[EXERCISE BRIEF]:
Copy out verbatim the data starting with the line containing "Enumerate the UI" and going on through the line containing "107, 1332, 126]", leaving the pictures out of your answer.

[RECORDS SUPPLIED]:
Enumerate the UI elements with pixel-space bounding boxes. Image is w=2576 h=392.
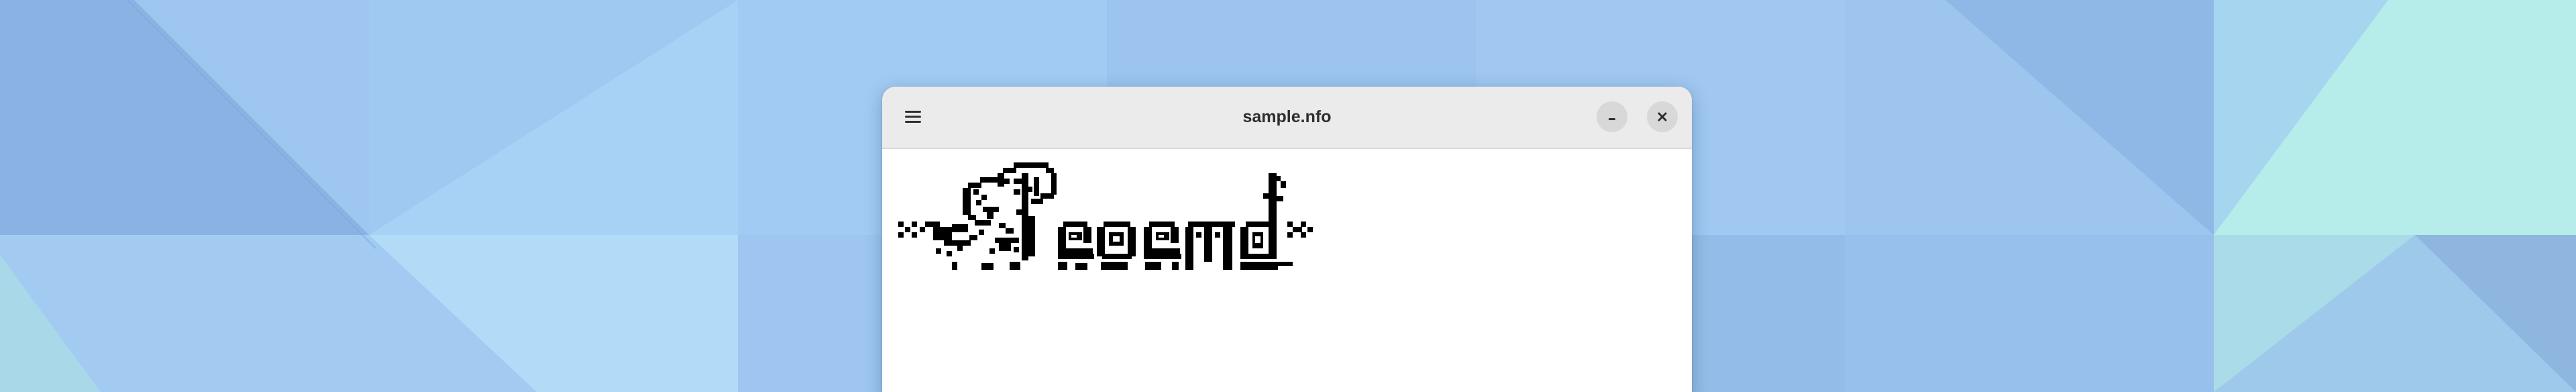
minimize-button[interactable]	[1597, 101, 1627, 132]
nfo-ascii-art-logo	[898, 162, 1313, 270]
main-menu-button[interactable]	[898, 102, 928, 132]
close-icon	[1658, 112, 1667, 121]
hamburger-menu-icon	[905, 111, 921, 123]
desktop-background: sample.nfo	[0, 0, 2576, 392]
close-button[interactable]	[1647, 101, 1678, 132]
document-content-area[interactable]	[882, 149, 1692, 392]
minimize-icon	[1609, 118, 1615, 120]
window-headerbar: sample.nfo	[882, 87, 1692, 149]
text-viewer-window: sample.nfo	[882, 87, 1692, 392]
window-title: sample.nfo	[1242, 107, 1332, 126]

==

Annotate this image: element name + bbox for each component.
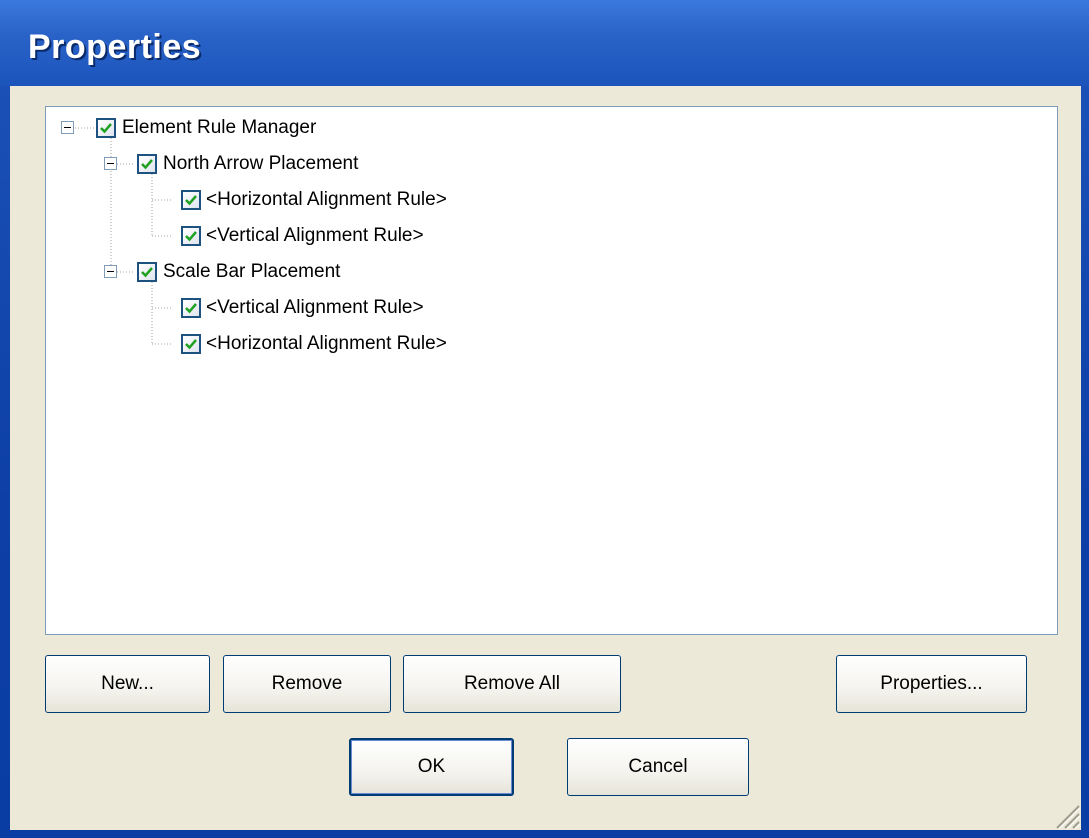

[SOLVED EXERCISE]:
Enumerate the UI elements with pixel-space bounding boxes. Image is w=2576 h=392.
minimize-button[interactable]	[1597, 101, 1627, 132]
nfo-ascii-art-logo	[898, 162, 1313, 270]
main-menu-button[interactable]	[898, 102, 928, 132]
close-icon	[1658, 112, 1667, 121]
hamburger-menu-icon	[905, 111, 921, 123]
desktop-background: sample.nfo	[0, 0, 2576, 392]
close-button[interactable]	[1647, 101, 1678, 132]
document-content-area[interactable]	[882, 149, 1692, 392]
minimize-icon	[1609, 118, 1615, 120]
window-headerbar: sample.nfo	[882, 87, 1692, 149]
text-viewer-window: sample.nfo	[882, 87, 1692, 392]
window-title: sample.nfo	[1242, 107, 1332, 126]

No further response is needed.